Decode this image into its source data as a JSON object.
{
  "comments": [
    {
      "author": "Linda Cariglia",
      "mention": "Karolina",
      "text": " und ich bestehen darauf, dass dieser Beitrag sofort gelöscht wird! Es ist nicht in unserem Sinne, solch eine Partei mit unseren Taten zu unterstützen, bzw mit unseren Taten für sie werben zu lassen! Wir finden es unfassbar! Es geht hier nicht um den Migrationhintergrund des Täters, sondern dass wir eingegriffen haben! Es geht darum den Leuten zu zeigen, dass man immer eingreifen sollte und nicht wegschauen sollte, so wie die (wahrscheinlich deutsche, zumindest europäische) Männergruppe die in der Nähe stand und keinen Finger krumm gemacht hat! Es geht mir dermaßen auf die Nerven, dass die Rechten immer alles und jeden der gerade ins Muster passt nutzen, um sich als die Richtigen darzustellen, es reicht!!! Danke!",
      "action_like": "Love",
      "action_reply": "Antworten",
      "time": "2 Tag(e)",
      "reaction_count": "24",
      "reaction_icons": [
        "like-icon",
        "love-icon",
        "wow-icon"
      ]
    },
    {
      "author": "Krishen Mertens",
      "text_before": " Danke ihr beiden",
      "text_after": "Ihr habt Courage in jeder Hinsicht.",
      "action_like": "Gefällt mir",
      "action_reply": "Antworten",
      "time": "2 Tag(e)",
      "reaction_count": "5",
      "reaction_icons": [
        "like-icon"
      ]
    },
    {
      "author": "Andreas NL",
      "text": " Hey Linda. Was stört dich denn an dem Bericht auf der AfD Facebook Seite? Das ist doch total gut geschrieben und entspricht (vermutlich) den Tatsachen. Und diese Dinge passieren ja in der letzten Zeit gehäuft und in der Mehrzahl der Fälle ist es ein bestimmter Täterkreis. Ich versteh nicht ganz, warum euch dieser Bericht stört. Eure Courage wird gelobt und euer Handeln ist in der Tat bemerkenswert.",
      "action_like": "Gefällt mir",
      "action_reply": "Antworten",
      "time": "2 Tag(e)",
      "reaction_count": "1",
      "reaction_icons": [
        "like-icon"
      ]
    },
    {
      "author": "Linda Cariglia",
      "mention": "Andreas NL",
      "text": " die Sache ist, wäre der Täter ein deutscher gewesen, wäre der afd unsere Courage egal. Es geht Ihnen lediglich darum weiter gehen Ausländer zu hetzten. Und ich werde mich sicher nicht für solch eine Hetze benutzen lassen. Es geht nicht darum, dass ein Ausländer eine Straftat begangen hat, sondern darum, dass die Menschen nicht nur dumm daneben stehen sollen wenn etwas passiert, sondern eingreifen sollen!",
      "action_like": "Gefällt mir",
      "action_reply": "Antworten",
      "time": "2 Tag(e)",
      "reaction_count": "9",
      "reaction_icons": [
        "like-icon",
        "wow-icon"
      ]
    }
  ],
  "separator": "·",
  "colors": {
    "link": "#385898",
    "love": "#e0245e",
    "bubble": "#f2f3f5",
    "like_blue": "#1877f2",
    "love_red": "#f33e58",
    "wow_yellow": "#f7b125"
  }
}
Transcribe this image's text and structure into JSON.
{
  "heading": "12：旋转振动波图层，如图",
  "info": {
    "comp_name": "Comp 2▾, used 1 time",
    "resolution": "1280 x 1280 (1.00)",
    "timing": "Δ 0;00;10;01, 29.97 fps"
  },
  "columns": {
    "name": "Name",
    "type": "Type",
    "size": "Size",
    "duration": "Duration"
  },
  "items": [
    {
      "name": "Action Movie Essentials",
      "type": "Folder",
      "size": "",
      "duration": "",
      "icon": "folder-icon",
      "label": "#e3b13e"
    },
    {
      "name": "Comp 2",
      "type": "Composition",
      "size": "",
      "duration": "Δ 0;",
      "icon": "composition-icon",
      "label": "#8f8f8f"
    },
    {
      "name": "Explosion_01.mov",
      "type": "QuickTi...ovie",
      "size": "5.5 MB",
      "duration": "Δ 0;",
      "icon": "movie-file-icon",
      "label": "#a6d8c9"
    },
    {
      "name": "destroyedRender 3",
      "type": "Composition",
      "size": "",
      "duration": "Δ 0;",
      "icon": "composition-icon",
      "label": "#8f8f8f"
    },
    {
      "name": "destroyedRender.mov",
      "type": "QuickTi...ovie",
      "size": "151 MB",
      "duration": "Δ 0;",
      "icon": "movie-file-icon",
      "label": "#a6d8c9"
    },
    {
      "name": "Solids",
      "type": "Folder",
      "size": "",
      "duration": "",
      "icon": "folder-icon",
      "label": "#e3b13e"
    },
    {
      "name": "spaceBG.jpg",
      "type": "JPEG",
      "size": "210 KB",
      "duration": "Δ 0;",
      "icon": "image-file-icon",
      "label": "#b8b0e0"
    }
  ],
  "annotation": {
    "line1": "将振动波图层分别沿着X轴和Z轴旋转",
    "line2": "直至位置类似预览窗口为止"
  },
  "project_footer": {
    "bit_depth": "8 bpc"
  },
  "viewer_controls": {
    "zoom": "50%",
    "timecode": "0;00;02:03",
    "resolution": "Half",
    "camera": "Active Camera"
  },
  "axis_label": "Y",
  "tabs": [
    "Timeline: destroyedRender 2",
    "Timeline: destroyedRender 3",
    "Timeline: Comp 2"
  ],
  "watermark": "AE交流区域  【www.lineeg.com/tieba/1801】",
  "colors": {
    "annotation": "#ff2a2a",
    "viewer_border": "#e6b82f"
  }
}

━━━

— Goal —
Filter the records above for "image" and copy every matching line.

— Output for this exercise —
Decode this image into its source data as a JSON object.
Transcribe this image's text and structure into JSON.
      "icon": "image-file-icon",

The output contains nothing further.